Items from a data source
⟨

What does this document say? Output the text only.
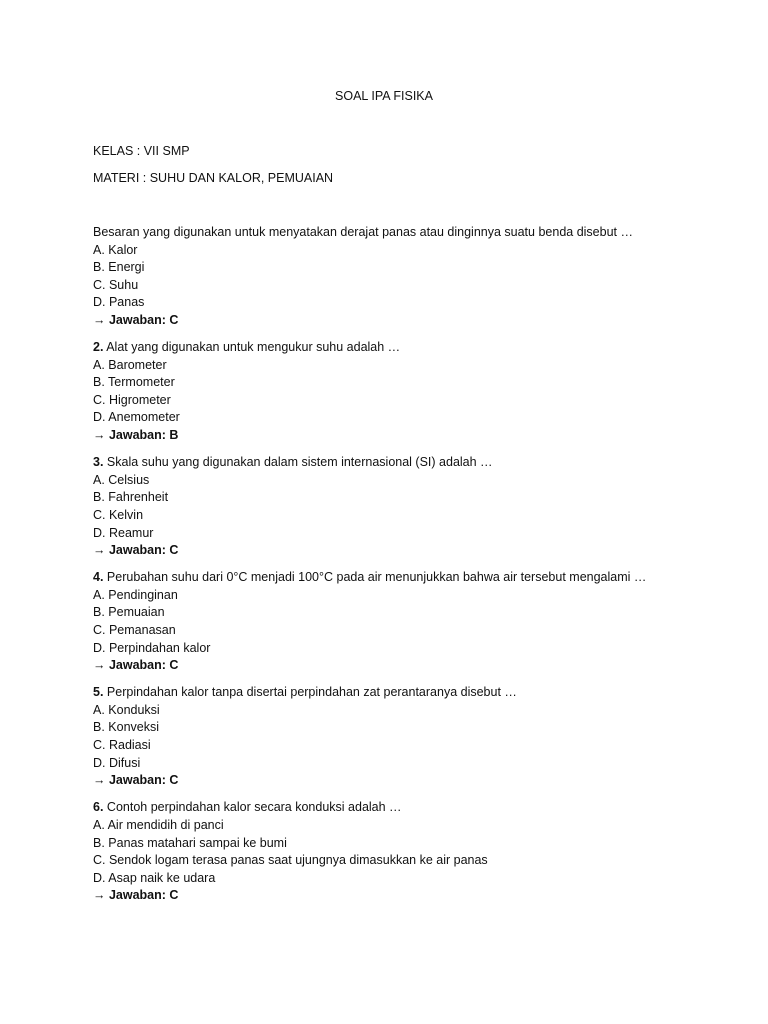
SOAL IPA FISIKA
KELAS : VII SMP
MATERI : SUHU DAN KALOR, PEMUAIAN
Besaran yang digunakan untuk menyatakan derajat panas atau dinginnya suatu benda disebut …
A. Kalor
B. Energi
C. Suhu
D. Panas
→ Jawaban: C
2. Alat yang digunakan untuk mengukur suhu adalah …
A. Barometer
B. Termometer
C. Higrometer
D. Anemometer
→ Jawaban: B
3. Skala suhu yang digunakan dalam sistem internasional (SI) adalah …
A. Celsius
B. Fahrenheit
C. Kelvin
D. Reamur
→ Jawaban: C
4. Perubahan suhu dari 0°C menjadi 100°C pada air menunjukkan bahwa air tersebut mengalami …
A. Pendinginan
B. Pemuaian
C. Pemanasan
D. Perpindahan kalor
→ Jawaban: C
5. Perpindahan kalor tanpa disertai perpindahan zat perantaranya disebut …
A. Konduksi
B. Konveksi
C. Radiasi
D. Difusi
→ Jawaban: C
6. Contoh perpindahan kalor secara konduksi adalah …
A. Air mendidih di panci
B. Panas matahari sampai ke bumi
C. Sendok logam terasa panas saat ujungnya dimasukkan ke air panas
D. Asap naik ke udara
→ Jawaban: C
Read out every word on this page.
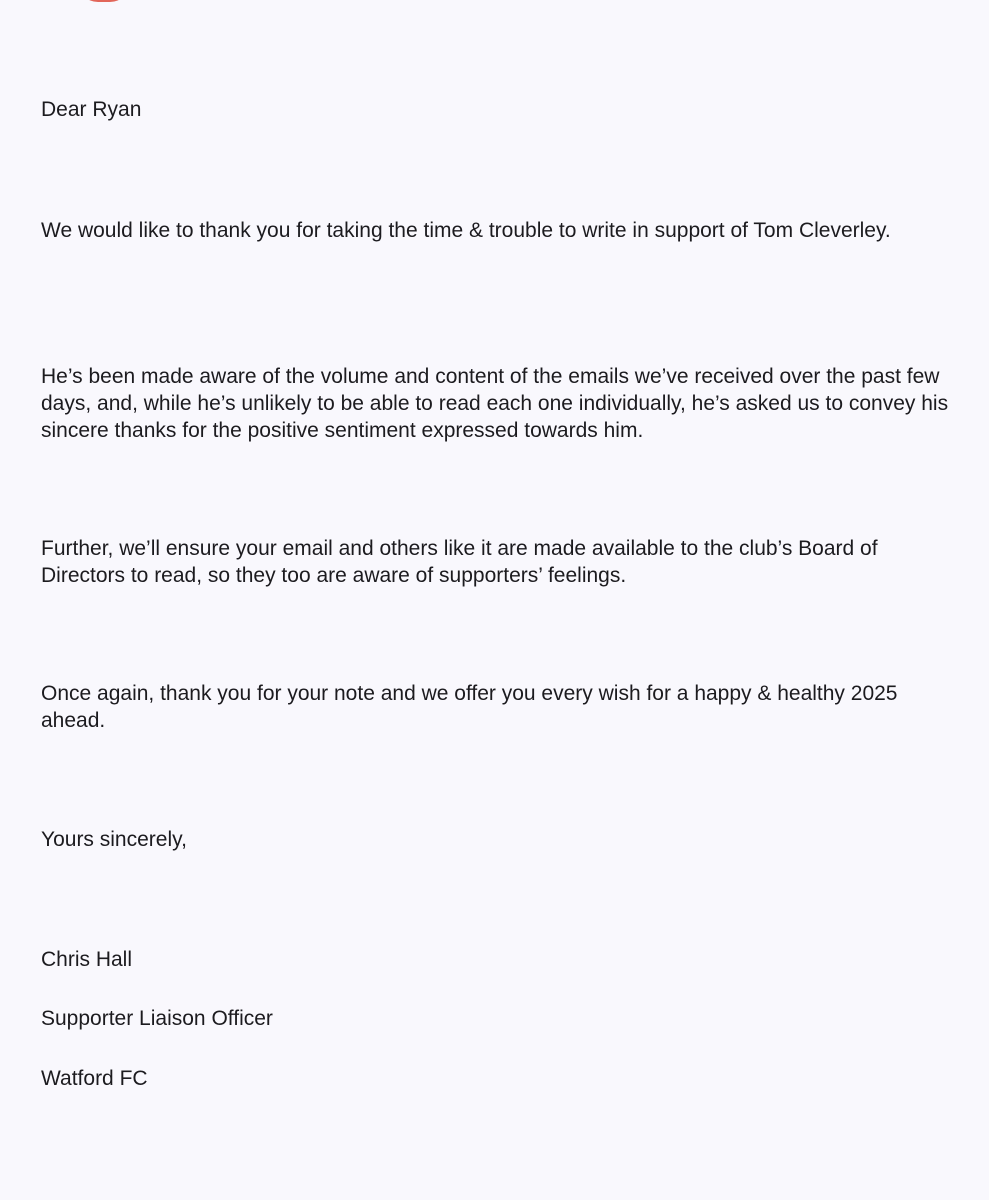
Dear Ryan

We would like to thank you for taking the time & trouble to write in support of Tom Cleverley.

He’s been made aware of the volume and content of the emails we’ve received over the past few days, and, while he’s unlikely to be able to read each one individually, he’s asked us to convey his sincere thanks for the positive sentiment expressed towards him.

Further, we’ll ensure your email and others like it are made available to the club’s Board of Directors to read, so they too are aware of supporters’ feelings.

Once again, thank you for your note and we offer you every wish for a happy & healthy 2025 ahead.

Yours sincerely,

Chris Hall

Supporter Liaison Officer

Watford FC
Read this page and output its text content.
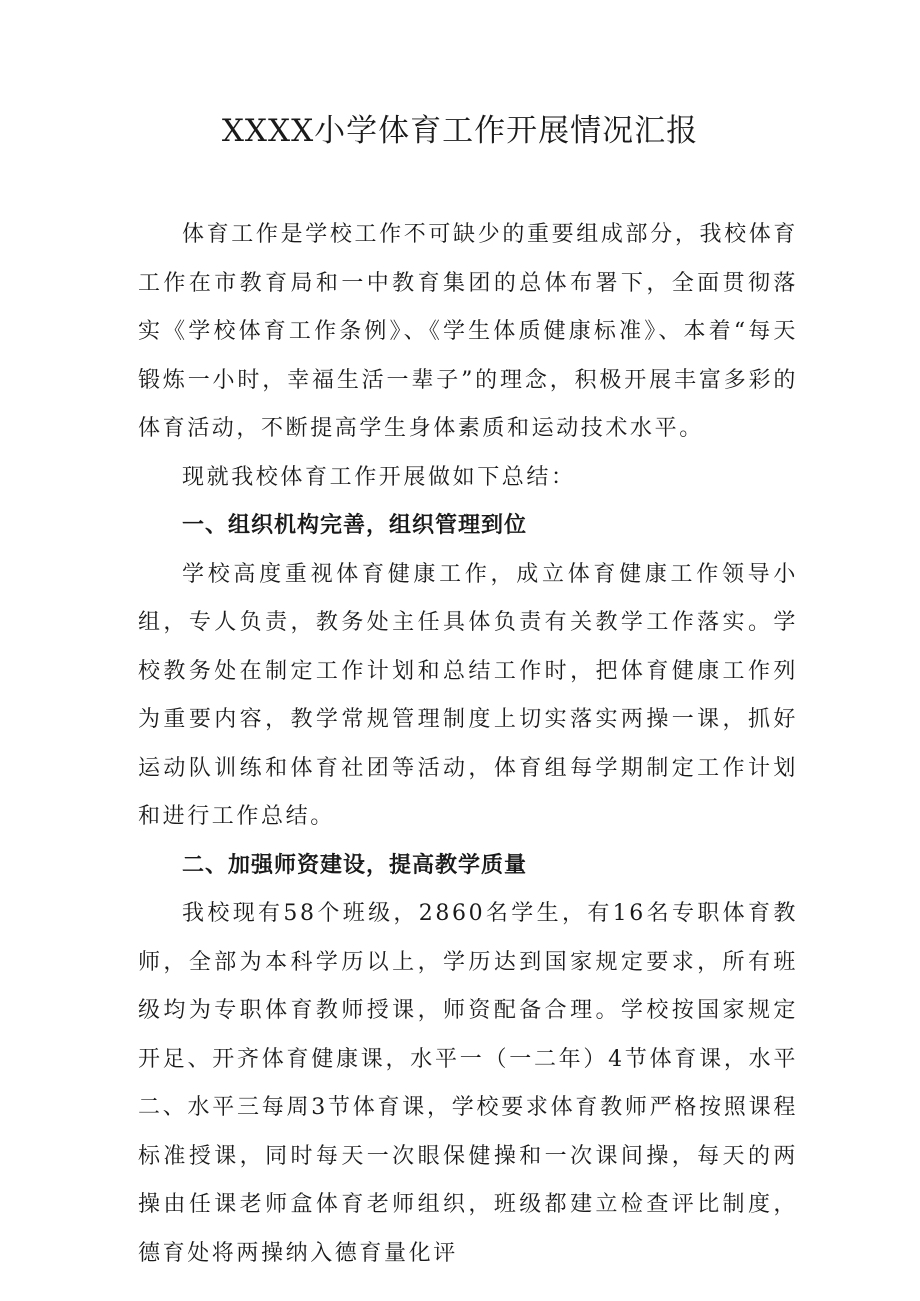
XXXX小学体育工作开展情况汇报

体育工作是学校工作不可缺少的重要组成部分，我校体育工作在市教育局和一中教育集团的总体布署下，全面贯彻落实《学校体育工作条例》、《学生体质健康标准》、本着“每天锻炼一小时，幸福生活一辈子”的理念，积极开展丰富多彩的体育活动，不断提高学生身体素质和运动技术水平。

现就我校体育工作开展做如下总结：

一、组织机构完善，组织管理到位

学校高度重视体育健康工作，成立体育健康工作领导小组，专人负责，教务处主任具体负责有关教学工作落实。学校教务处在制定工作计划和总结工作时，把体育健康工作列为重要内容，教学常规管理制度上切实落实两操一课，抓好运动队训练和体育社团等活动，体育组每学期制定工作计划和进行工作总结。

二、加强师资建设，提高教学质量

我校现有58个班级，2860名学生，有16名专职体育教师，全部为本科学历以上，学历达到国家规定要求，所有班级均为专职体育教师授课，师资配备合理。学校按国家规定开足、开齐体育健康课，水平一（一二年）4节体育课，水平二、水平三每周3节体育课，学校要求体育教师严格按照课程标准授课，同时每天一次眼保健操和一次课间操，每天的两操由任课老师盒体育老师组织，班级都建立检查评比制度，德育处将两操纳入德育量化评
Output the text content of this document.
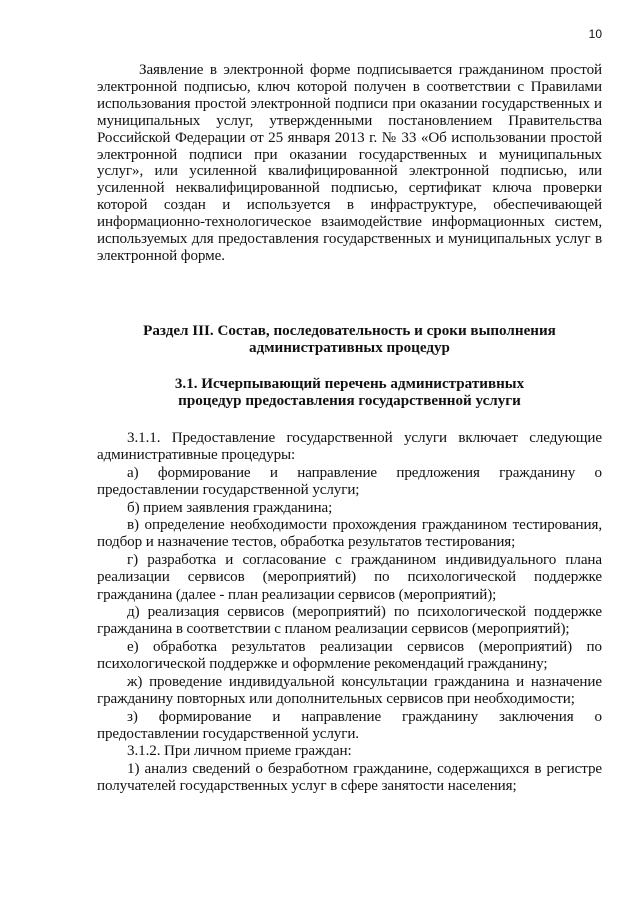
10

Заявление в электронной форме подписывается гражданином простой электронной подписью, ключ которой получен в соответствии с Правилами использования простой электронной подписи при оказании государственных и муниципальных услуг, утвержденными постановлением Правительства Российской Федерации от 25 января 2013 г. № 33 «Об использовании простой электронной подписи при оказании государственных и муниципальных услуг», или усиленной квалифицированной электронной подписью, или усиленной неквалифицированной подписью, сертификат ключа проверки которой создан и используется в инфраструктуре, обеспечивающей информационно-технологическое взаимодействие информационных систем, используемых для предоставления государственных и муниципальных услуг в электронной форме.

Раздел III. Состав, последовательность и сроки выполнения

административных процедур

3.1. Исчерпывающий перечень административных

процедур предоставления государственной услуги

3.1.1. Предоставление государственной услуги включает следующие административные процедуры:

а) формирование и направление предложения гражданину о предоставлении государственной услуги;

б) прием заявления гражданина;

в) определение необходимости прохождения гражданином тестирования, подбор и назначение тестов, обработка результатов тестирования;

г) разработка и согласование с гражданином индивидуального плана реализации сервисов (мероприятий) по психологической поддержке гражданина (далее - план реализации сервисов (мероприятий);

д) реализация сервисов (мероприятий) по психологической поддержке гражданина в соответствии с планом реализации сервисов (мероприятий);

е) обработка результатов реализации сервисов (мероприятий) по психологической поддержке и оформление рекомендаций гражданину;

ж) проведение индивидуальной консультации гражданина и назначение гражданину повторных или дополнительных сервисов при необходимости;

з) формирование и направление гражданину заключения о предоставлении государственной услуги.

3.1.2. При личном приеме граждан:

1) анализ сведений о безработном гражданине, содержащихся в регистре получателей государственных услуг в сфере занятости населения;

⟩

EXERCISE PROMPT
Transcribe every line in the entries above, taking out only the images.

CORRECT RESPONSE
What does this document say? Output the text only.
SOAL IPA FISIKA
KELAS : VII SMP
MATERI : SUHU DAN KALOR, PEMUAIAN
Besaran yang digunakan untuk menyatakan derajat panas atau dinginnya suatu benda disebut …
A. Kalor
B. Energi
C. Suhu
D. Panas
→ Jawaban: C
2. Alat yang digunakan untuk mengukur suhu adalah …
A. Barometer
B. Termometer
C. Higrometer
D. Anemometer
→ Jawaban: B
3. Skala suhu yang digunakan dalam sistem internasional (SI) adalah …
A. Celsius
B. Fahrenheit
C. Kelvin
D. Reamur
→ Jawaban: C
4. Perubahan suhu dari 0°C menjadi 100°C pada air menunjukkan bahwa air tersebut mengalami …
A. Pendinginan
B. Pemuaian
C. Pemanasan
D. Perpindahan kalor
→ Jawaban: C
5. Perpindahan kalor tanpa disertai perpindahan zat perantaranya disebut …
A. Konduksi
B. Konveksi
C. Radiasi
D. Difusi
→ Jawaban: C
6. Contoh perpindahan kalor secara konduksi adalah …
A. Air mendidih di panci
B. Panas matahari sampai ke bumi
C. Sendok logam terasa panas saat ujungnya dimasukkan ke air panas
D. Asap naik ke udara
→ Jawaban: C
Read out every word on this page.
Dear Ryan

We would like to thank you for taking the time & trouble to write in support of Tom Cleverley.

He’s been made aware of the volume and content of the emails we’ve received over the past few days, and, while he’s unlikely to be able to read each one individually, he’s asked us to convey his sincere thanks for the positive sentiment expressed towards him.

Further, we’ll ensure your email and others like it are made available to the club’s Board of Directors to read, so they too are aware of supporters’ feelings.

Once again, thank you for your note and we offer you every wish for a happy & healthy 2025 ahead.

Yours sincerely,

Chris Hall

Supporter Liaison Officer

Watford FC
Read this page and output its text content.
XXXX小学体育工作开展情况汇报

体育工作是学校工作不可缺少的重要组成部分，我校体育工作在市教育局和一中教育集团的总体布署下，全面贯彻落实《学校体育工作条例》、《学生体质健康标准》、本着“每天锻炼一小时，幸福生活一辈子”的理念，积极开展丰富多彩的体育活动，不断提高学生身体素质和运动技术水平。

现就我校体育工作开展做如下总结：

一、组织机构完善，组织管理到位

学校高度重视体育健康工作，成立体育健康工作领导小组，专人负责，教务处主任具体负责有关教学工作落实。学校教务处在制定工作计划和总结工作时，把体育健康工作列为重要内容，教学常规管理制度上切实落实两操一课，抓好运动队训练和体育社团等活动，体育组每学期制定工作计划和进行工作总结。

二、加强师资建设，提高教学质量

我校现有58个班级，2860名学生，有16名专职体育教师，全部为本科学历以上，学历达到国家规定要求，所有班级均为专职体育教师授课，师资配备合理。学校按国家规定开足、开齐体育健康课，水平一（一二年）4节体育课，水平二、水平三每周3节体育课，学校要求体育教师严格按照课程标准授课，同时每天一次眼保健操和一次课间操，每天的两操由任课老师盒体育老师组织，班级都建立检查评比制度，德育处将两操纳入德育量化评
Output the text content of this document.
10

Заявление в электронной форме подписывается гражданином простой электронной подписью, ключ которой получен в соответствии с Правилами использования простой электронной подписи при оказании государственных и муниципальных услуг, утвержденными постановлением Правительства Российской Федерации от 25 января 2013 г. № 33 «Об использовании простой электронной подписи при оказании государственных и муниципальных услуг», или усиленной квалифицированной электронной подписью, или усиленной неквалифицированной подписью, сертификат ключа проверки которой создан и используется в инфраструктуре, обеспечивающей информационно-технологическое взаимодействие информационных систем, используемых для предоставления государственных и муниципальных услуг в электронной форме.

Раздел III. Состав, последовательность и сроки выполнения

административных процедур

3.1. Исчерпывающий перечень административных

процедур предоставления государственной услуги

3.1.1. Предоставление государственной услуги включает следующие административные процедуры:

а) формирование и направление предложения гражданину о предоставлении государственной услуги;

б) прием заявления гражданина;

в) определение необходимости прохождения гражданином тестирования, подбор и назначение тестов, обработка результатов тестирования;

г) разработка и согласование с гражданином индивидуального плана реализации сервисов (мероприятий) по психологической поддержке гражданина (далее - план реализации сервисов (мероприятий);

д) реализация сервисов (мероприятий) по психологической поддержке гражданина в соответствии с планом реализации сервисов (мероприятий);

е) обработка результатов реализации сервисов (мероприятий) по психологической поддержке и оформление рекомендаций гражданину;

ж) проведение индивидуальной консультации гражданина и назначение гражданину повторных или дополнительных сервисов при необходимости;

з) формирование и направление гражданину заключения о предоставлении государственной услуги.

3.1.2. При личном приеме граждан:

1) анализ сведений о безработном гражданине, содержащихся в регистре получателей государственных услуг в сфере занятости населения;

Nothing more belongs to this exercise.